__CHALLENGE__: Transcribe the records that follow in their entirety, omitting any pictures.

__SUPPLIED MATERIAL__:

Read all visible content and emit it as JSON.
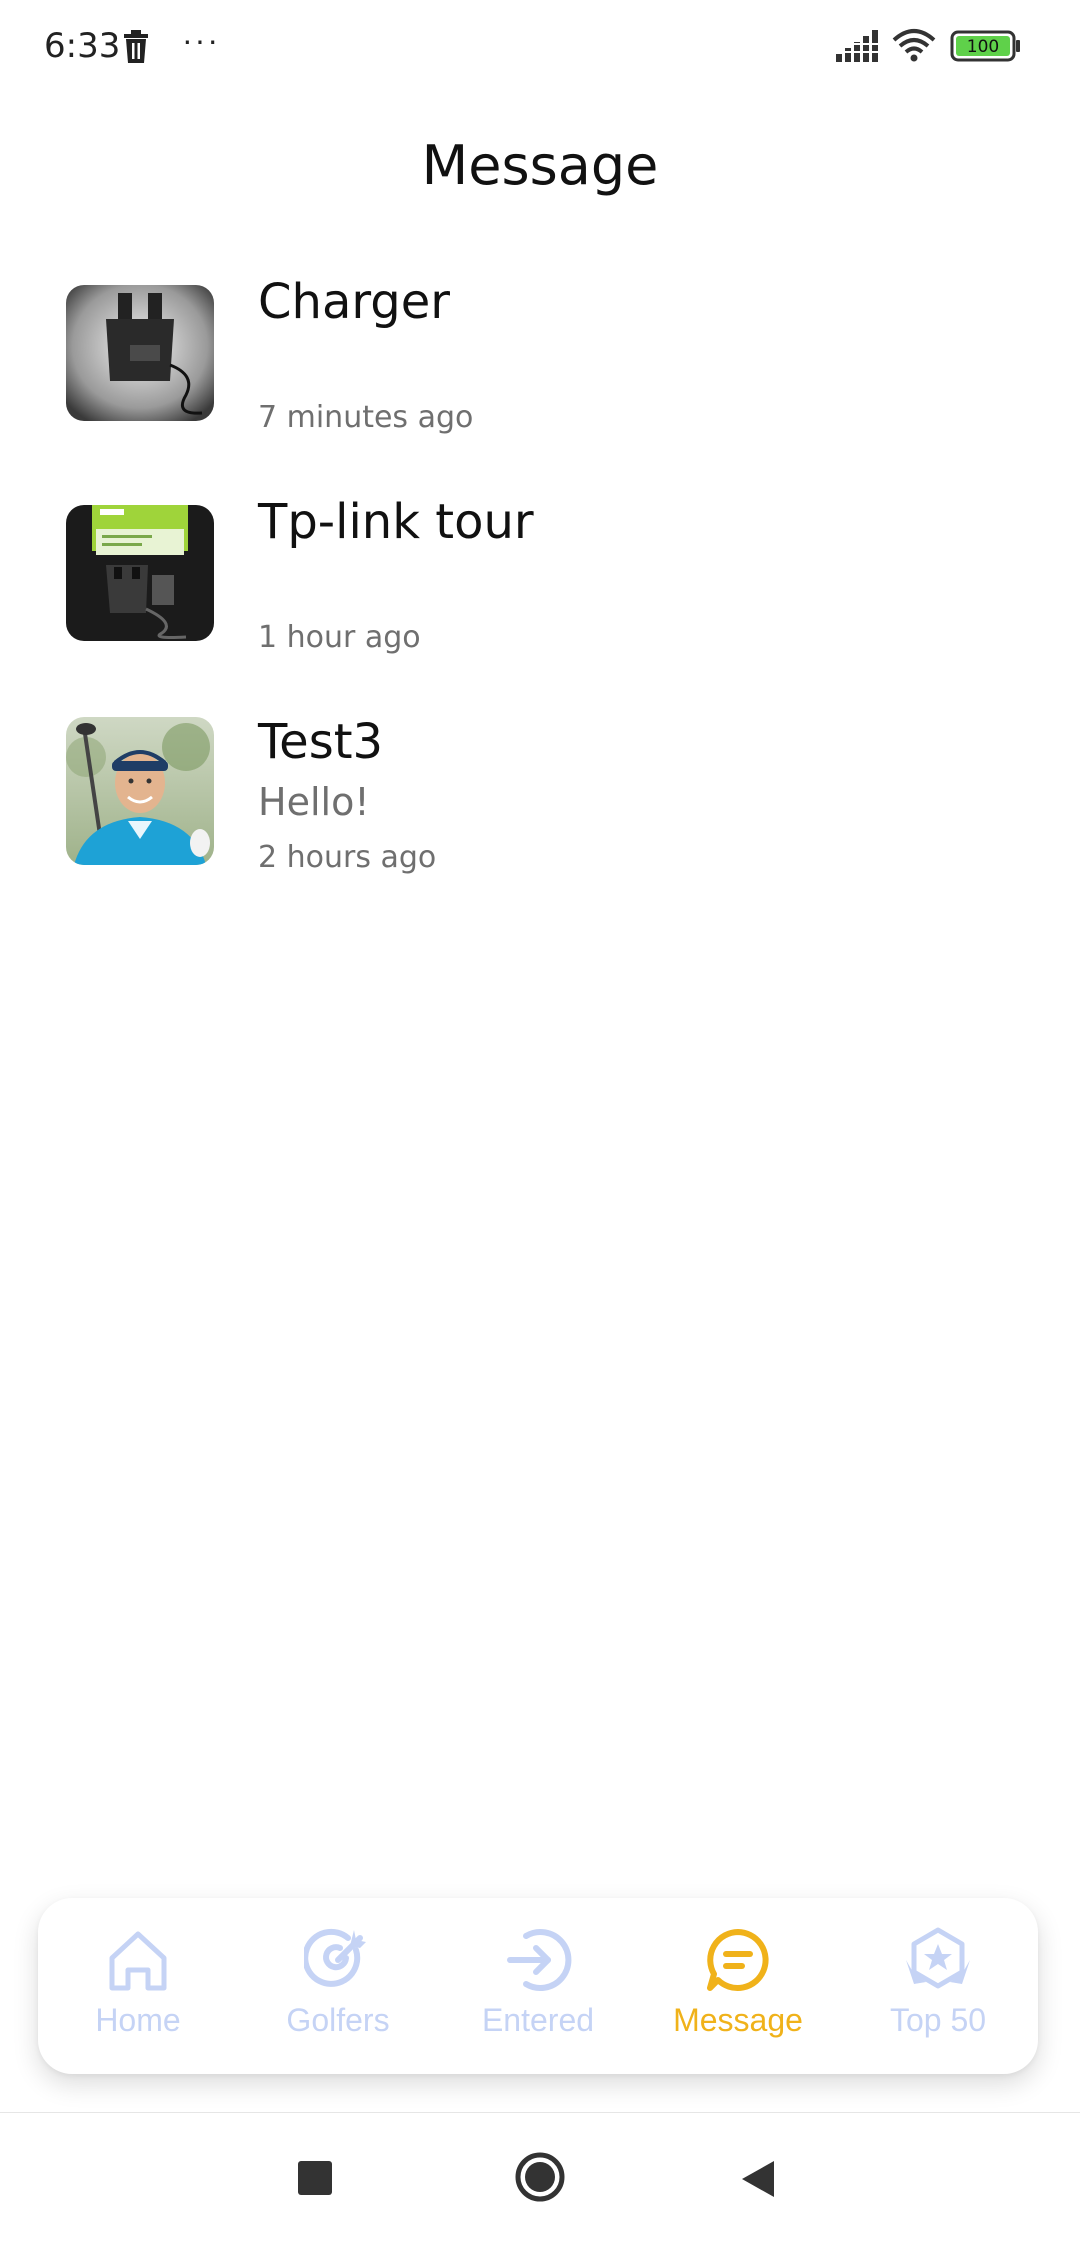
{
  "status_bar": {
    "time": "6:33",
    "dots": "···",
    "battery_level": "100",
    "icons": [
      "trash-icon",
      "more-dots-icon",
      "signal-icon",
      "wifi-icon",
      "battery-icon"
    ]
  },
  "header": {
    "title": "Message"
  },
  "messages": [
    {
      "name": "Charger",
      "text": "",
      "time": "7 minutes ago",
      "thumbnail": "charger-photo"
    },
    {
      "name": "Tp-link tour",
      "text": "",
      "time": "1 hour ago",
      "thumbnail": "tplink-charger-photo"
    },
    {
      "name": "Test3",
      "text": "Hello!",
      "time": "2 hours ago",
      "thumbnail": "golfer-avatar"
    }
  ],
  "bottom_nav": {
    "active_color": "#F0B21A",
    "inactive_color": "#C5D3F5",
    "items": [
      {
        "label": "Home",
        "icon": "home-icon",
        "active": false
      },
      {
        "label": "Golfers",
        "icon": "target-icon",
        "active": false
      },
      {
        "label": "Entered",
        "icon": "enter-arrow-icon",
        "active": false
      },
      {
        "label": "Message",
        "icon": "chat-bubble-icon",
        "active": true
      },
      {
        "label": "Top 50",
        "icon": "star-badge-icon",
        "active": false
      }
    ]
  },
  "system_nav": {
    "icons": [
      "recent-apps-icon",
      "home-circle-icon",
      "back-icon"
    ]
  }
}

__OUTPUT BELOW__:
Read all visible content and emit it as JSON.
{
  "status_bar": {
    "time": "6:33",
    "dots": "···",
    "battery_level": "100",
    "icons": [
      "trash-icon",
      "more-dots-icon",
      "signal-icon",
      "wifi-icon",
      "battery-icon"
    ]
  },
  "header": {
    "title": "Message"
  },
  "messages": [
    {
      "name": "Charger",
      "text": "",
      "time": "7 minutes ago",
      "thumbnail": "charger-photo"
    },
    {
      "name": "Tp-link tour",
      "text": "",
      "time": "1 hour ago",
      "thumbnail": "tplink-charger-photo"
    },
    {
      "name": "Test3",
      "text": "Hello!",
      "time": "2 hours ago",
      "thumbnail": "golfer-avatar"
    }
  ],
  "bottom_nav": {
    "active_color": "#F0B21A",
    "inactive_color": "#C5D3F5",
    "items": [
      {
        "label": "Home",
        "icon": "home-icon",
        "active": false
      },
      {
        "label": "Golfers",
        "icon": "target-icon",
        "active": false
      },
      {
        "label": "Entered",
        "icon": "enter-arrow-icon",
        "active": false
      },
      {
        "label": "Message",
        "icon": "chat-bubble-icon",
        "active": true
      },
      {
        "label": "Top 50",
        "icon": "star-badge-icon",
        "active": false
      }
    ]
  },
  "system_nav": {
    "icons": [
      "recent-apps-icon",
      "home-circle-icon",
      "back-icon"
    ]
  }
}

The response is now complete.